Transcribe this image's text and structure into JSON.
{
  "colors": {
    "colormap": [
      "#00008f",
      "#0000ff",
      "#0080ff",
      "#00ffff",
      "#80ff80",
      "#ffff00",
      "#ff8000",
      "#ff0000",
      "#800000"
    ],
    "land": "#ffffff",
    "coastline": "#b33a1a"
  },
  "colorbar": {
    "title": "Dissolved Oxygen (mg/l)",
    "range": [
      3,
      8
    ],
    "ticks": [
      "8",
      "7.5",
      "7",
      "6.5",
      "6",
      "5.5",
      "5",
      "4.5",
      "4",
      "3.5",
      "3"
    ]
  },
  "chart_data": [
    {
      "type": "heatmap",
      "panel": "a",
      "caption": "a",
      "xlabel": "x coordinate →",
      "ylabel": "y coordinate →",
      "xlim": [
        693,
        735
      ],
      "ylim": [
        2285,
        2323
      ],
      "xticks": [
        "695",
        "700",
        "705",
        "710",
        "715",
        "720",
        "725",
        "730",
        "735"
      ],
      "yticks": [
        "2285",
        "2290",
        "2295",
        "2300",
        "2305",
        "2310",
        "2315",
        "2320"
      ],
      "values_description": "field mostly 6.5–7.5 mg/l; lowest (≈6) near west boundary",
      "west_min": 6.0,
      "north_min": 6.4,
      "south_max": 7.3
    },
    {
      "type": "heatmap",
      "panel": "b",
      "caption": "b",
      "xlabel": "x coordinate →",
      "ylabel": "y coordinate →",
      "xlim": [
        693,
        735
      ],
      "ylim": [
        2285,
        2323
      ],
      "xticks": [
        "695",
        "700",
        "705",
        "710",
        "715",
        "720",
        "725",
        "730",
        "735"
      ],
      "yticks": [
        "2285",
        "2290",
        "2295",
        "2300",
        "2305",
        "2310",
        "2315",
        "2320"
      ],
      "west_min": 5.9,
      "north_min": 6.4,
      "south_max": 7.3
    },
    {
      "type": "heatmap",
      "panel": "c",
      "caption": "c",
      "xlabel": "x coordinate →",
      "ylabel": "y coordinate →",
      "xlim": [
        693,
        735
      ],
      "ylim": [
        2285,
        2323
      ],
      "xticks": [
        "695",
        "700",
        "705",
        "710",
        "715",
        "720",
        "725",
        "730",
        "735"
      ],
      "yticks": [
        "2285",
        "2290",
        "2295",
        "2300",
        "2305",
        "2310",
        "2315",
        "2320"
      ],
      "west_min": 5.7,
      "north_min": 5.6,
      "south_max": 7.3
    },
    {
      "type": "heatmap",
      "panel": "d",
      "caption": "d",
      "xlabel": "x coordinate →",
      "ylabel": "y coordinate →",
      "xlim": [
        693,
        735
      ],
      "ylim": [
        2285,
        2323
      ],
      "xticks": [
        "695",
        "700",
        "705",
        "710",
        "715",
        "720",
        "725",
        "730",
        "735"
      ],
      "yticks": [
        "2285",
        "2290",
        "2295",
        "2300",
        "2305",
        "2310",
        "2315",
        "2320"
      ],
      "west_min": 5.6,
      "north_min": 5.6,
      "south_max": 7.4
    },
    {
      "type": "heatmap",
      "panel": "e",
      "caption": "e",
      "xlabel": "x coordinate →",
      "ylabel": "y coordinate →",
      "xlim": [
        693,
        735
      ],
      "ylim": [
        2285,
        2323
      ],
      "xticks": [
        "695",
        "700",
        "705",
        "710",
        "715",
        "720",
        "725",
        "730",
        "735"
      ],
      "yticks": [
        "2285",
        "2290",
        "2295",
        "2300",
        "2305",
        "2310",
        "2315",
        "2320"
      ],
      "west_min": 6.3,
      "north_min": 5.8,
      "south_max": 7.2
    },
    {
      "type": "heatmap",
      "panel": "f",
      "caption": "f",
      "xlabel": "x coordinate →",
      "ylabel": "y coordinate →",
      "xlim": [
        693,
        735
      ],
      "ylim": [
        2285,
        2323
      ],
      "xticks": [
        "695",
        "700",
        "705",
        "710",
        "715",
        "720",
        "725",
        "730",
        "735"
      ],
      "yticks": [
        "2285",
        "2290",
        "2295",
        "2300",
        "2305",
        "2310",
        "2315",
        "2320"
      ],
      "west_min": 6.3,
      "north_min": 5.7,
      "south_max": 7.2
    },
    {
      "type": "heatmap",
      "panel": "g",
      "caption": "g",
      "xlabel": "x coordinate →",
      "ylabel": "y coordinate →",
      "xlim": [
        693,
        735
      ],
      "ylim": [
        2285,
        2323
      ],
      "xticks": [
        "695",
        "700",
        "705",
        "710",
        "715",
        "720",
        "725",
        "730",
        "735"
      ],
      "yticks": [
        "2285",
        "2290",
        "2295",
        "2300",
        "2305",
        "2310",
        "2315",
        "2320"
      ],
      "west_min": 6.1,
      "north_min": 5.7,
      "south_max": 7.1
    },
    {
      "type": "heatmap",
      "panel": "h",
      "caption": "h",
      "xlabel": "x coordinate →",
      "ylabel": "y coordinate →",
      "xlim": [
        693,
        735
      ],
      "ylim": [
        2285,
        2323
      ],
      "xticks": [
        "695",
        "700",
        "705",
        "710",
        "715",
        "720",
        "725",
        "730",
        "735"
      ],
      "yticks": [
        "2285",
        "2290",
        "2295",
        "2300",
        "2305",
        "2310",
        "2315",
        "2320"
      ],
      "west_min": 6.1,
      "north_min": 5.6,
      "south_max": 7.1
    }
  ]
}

^^^^

**INSTRUCTIONS FOR THE TASK:**
Write out all of the records once more, exactly.

**WORKED SOLUTION:**
Transcribe this image's text and structure into JSON.
{
  "colors": {
    "colormap": [
      "#00008f",
      "#0000ff",
      "#0080ff",
      "#00ffff",
      "#80ff80",
      "#ffff00",
      "#ff8000",
      "#ff0000",
      "#800000"
    ],
    "land": "#ffffff",
    "coastline": "#b33a1a"
  },
  "colorbar": {
    "title": "Dissolved Oxygen (mg/l)",
    "range": [
      3,
      8
    ],
    "ticks": [
      "8",
      "7.5",
      "7",
      "6.5",
      "6",
      "5.5",
      "5",
      "4.5",
      "4",
      "3.5",
      "3"
    ]
  },
  "chart_data": [
    {
      "type": "heatmap",
      "panel": "a",
      "caption": "a",
      "xlabel": "x coordinate →",
      "ylabel": "y coordinate →",
      "xlim": [
        693,
        735
      ],
      "ylim": [
        2285,
        2323
      ],
      "xticks": [
        "695",
        "700",
        "705",
        "710",
        "715",
        "720",
        "725",
        "730",
        "735"
      ],
      "yticks": [
        "2285",
        "2290",
        "2295",
        "2300",
        "2305",
        "2310",
        "2315",
        "2320"
      ],
      "values_description": "field mostly 6.5–7.5 mg/l; lowest (≈6) near west boundary",
      "west_min": 6.0,
      "north_min": 6.4,
      "south_max": 7.3
    },
    {
      "type": "heatmap",
      "panel": "b",
      "caption": "b",
      "xlabel": "x coordinate →",
      "ylabel": "y coordinate →",
      "xlim": [
        693,
        735
      ],
      "ylim": [
        2285,
        2323
      ],
      "xticks": [
        "695",
        "700",
        "705",
        "710",
        "715",
        "720",
        "725",
        "730",
        "735"
      ],
      "yticks": [
        "2285",
        "2290",
        "2295",
        "2300",
        "2305",
        "2310",
        "2315",
        "2320"
      ],
      "west_min": 5.9,
      "north_min": 6.4,
      "south_max": 7.3
    },
    {
      "type": "heatmap",
      "panel": "c",
      "caption": "c",
      "xlabel": "x coordinate →",
      "ylabel": "y coordinate →",
      "xlim": [
        693,
        735
      ],
      "ylim": [
        2285,
        2323
      ],
      "xticks": [
        "695",
        "700",
        "705",
        "710",
        "715",
        "720",
        "725",
        "730",
        "735"
      ],
      "yticks": [
        "2285",
        "2290",
        "2295",
        "2300",
        "2305",
        "2310",
        "2315",
        "2320"
      ],
      "west_min": 5.7,
      "north_min": 5.6,
      "south_max": 7.3
    },
    {
      "type": "heatmap",
      "panel": "d",
      "caption": "d",
      "xlabel": "x coordinate →",
      "ylabel": "y coordinate →",
      "xlim": [
        693,
        735
      ],
      "ylim": [
        2285,
        2323
      ],
      "xticks": [
        "695",
        "700",
        "705",
        "710",
        "715",
        "720",
        "725",
        "730",
        "735"
      ],
      "yticks": [
        "2285",
        "2290",
        "2295",
        "2300",
        "2305",
        "2310",
        "2315",
        "2320"
      ],
      "west_min": 5.6,
      "north_min": 5.6,
      "south_max": 7.4
    },
    {
      "type": "heatmap",
      "panel": "e",
      "caption": "e",
      "xlabel": "x coordinate →",
      "ylabel": "y coordinate →",
      "xlim": [
        693,
        735
      ],
      "ylim": [
        2285,
        2323
      ],
      "xticks": [
        "695",
        "700",
        "705",
        "710",
        "715",
        "720",
        "725",
        "730",
        "735"
      ],
      "yticks": [
        "2285",
        "2290",
        "2295",
        "2300",
        "2305",
        "2310",
        "2315",
        "2320"
      ],
      "west_min": 6.3,
      "north_min": 5.8,
      "south_max": 7.2
    },
    {
      "type": "heatmap",
      "panel": "f",
      "caption": "f",
      "xlabel": "x coordinate →",
      "ylabel": "y coordinate →",
      "xlim": [
        693,
        735
      ],
      "ylim": [
        2285,
        2323
      ],
      "xticks": [
        "695",
        "700",
        "705",
        "710",
        "715",
        "720",
        "725",
        "730",
        "735"
      ],
      "yticks": [
        "2285",
        "2290",
        "2295",
        "2300",
        "2305",
        "2310",
        "2315",
        "2320"
      ],
      "west_min": 6.3,
      "north_min": 5.7,
      "south_max": 7.2
    },
    {
      "type": "heatmap",
      "panel": "g",
      "caption": "g",
      "xlabel": "x coordinate →",
      "ylabel": "y coordinate →",
      "xlim": [
        693,
        735
      ],
      "ylim": [
        2285,
        2323
      ],
      "xticks": [
        "695",
        "700",
        "705",
        "710",
        "715",
        "720",
        "725",
        "730",
        "735"
      ],
      "yticks": [
        "2285",
        "2290",
        "2295",
        "2300",
        "2305",
        "2310",
        "2315",
        "2320"
      ],
      "west_min": 6.1,
      "north_min": 5.7,
      "south_max": 7.1
    },
    {
      "type": "heatmap",
      "panel": "h",
      "caption": "h",
      "xlabel": "x coordinate →",
      "ylabel": "y coordinate →",
      "xlim": [
        693,
        735
      ],
      "ylim": [
        2285,
        2323
      ],
      "xticks": [
        "695",
        "700",
        "705",
        "710",
        "715",
        "720",
        "725",
        "730",
        "735"
      ],
      "yticks": [
        "2285",
        "2290",
        "2295",
        "2300",
        "2305",
        "2310",
        "2315",
        "2320"
      ],
      "west_min": 6.1,
      "north_min": 5.6,
      "south_max": 7.1
    }
  ]
}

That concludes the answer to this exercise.